┌──

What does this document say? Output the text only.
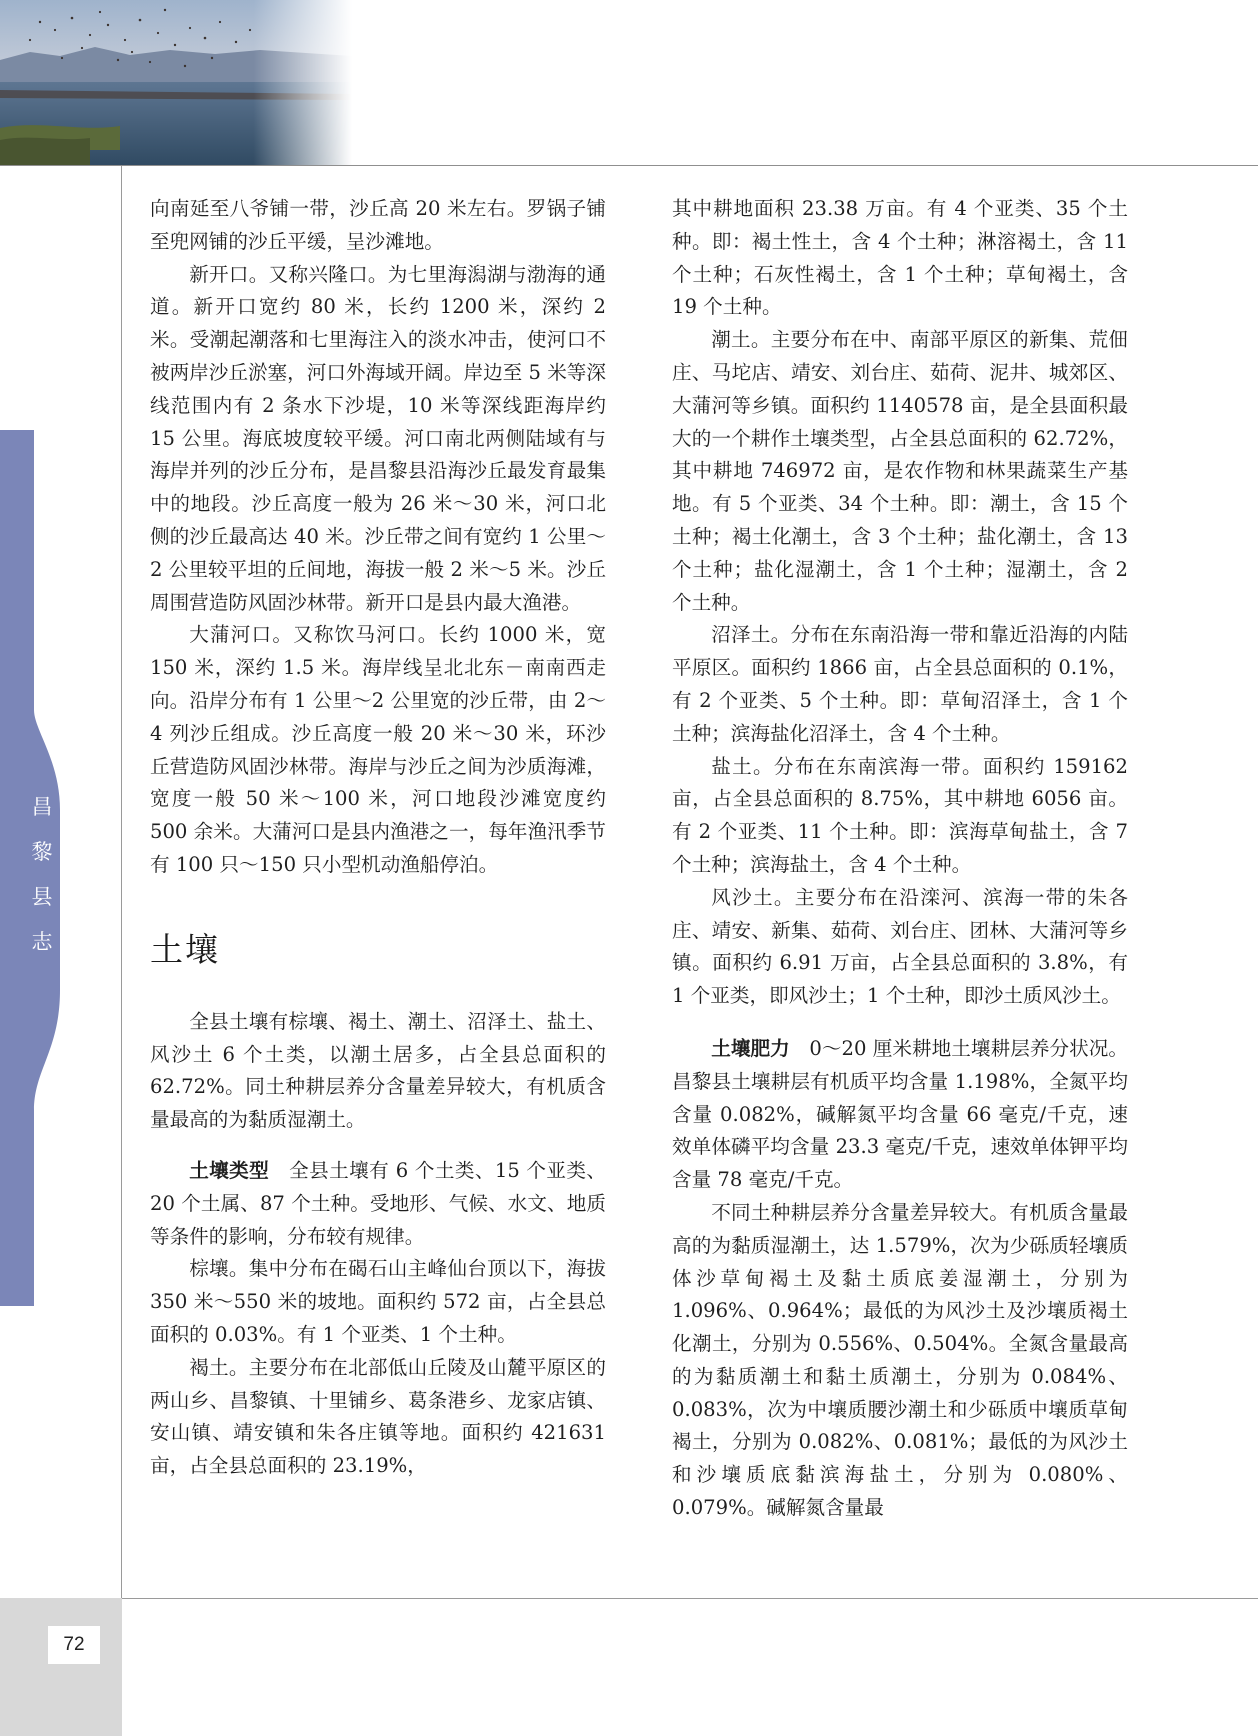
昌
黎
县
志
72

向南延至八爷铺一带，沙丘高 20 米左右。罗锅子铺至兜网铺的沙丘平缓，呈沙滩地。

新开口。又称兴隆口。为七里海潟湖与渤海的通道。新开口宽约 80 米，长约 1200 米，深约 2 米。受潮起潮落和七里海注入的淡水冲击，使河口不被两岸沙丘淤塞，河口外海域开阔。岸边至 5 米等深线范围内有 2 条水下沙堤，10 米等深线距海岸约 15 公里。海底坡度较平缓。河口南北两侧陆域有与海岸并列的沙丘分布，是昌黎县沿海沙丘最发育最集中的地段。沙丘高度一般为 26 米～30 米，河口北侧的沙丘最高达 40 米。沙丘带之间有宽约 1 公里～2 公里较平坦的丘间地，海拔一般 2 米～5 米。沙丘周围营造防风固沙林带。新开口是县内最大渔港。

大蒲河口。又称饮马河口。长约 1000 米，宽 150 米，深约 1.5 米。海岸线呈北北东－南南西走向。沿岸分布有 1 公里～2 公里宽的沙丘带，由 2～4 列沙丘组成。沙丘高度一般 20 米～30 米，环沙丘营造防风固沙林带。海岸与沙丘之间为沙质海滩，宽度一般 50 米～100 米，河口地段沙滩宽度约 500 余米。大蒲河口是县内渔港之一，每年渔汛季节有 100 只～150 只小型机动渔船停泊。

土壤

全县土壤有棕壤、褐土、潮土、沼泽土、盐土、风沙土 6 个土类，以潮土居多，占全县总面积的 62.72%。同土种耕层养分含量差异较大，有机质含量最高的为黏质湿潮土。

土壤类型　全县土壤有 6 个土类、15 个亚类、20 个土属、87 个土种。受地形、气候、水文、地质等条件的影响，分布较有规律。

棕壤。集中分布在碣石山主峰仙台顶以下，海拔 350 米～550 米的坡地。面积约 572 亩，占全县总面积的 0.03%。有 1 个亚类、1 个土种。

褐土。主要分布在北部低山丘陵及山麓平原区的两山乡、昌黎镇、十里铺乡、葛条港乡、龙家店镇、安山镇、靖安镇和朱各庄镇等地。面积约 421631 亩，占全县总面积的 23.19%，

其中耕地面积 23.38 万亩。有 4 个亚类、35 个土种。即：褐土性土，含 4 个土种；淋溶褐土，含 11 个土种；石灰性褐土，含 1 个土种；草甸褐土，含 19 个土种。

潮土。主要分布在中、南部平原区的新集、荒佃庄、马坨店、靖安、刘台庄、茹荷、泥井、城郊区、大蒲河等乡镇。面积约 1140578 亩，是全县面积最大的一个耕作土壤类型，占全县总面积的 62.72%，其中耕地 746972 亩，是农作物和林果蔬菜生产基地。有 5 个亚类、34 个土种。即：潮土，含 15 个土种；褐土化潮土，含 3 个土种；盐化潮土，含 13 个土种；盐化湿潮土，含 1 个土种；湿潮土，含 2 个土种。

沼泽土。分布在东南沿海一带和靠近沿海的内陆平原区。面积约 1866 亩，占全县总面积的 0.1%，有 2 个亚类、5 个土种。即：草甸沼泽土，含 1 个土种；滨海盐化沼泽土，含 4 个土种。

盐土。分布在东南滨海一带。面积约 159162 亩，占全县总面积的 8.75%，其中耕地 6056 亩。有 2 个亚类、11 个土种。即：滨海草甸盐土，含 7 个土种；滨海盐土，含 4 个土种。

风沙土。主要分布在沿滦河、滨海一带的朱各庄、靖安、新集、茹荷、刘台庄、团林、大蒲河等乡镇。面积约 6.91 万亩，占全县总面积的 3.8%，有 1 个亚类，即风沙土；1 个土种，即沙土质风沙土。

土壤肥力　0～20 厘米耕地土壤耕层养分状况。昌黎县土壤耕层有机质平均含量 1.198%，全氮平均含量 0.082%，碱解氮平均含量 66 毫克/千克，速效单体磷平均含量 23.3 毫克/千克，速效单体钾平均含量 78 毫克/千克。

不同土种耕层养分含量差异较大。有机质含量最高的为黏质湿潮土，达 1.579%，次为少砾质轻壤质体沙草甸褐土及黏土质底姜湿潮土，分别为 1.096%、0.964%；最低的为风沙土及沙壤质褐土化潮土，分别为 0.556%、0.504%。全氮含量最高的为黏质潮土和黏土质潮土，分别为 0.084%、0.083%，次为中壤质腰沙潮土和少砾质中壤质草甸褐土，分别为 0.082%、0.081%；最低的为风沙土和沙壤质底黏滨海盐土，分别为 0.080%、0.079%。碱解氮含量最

└──
┌──

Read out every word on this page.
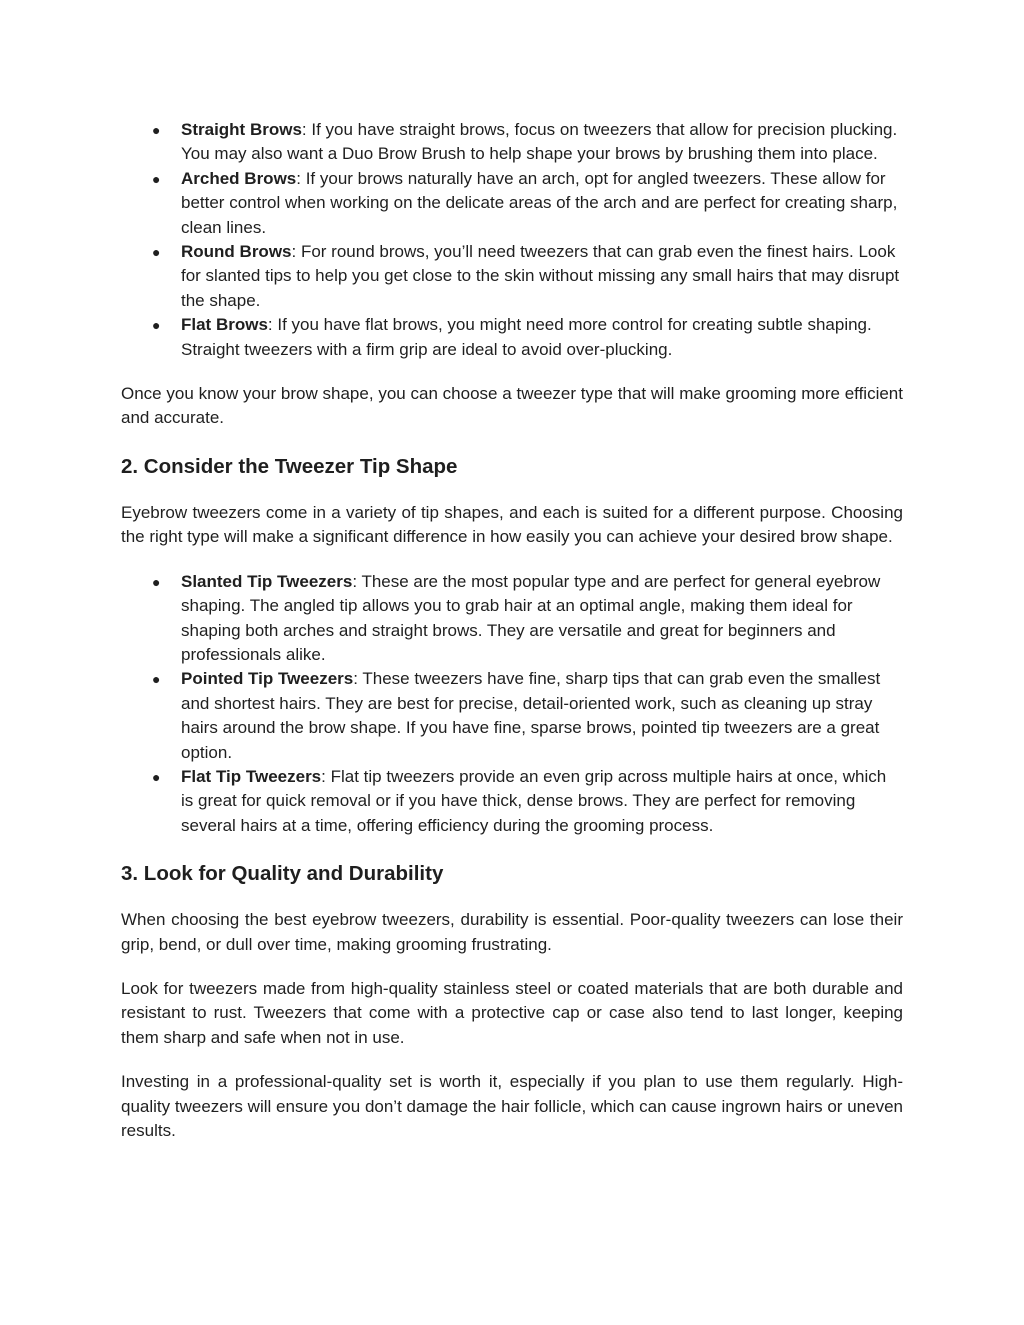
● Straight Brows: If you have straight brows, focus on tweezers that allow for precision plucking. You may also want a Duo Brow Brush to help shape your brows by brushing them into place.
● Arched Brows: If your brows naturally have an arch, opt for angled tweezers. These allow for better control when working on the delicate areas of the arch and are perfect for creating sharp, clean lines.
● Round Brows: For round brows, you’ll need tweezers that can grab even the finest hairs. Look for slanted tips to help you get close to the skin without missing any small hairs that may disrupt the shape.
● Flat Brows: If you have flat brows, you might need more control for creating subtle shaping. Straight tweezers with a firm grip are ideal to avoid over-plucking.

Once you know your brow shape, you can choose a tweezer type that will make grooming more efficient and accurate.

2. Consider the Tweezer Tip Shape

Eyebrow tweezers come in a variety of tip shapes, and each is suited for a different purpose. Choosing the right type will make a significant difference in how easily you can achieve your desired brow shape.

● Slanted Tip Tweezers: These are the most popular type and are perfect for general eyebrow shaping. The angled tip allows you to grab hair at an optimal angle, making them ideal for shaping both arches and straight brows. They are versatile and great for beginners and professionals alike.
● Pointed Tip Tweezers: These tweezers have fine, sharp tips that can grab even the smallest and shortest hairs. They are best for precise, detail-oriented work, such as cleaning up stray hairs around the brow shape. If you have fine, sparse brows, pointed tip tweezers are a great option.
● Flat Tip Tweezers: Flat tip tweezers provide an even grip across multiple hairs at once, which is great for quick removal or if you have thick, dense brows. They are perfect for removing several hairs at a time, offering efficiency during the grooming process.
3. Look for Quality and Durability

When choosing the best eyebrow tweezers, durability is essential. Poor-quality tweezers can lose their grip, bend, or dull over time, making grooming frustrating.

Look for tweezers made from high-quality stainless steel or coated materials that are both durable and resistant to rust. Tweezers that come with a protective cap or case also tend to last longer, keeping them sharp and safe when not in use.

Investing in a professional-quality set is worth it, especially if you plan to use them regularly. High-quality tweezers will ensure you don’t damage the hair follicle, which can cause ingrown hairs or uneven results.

└──

TO DO ▸ Search the records above for "有机质含量最高的为黏质湿潮土". Copy each line where it is found.

THE REPLY ▸
全县土壤有棕壤、褐土、潮土、沼泽土、盐土、风沙土 6 个土类，以潮土居多，占全县总面积的 62.72%。同土种耕层养分含量差异较大，有机质含量最高的为黏质湿潮土。
不同土种耕层养分含量差异较大。有机质含量最高的为黏质湿潮土，达 1.579%，次为少砾质轻壤质体沙草甸褐土及黏土质底姜湿潮土，分别为 1.096%、0.964%；最低的为风沙土及沙壤质褐土化潮土，分别为 0.556%、0.504%。全氮含量最高的为黏质潮土和黏土质潮土，分别为 0.084%、0.083%，次为中壤质腰沙潮土和少砾质中壤质草甸褐土，分别为 0.082%、0.081%；最低的为风沙土和沙壤质底黏滨海盐土，分别为 0.080%、0.079%。碱解氮含量最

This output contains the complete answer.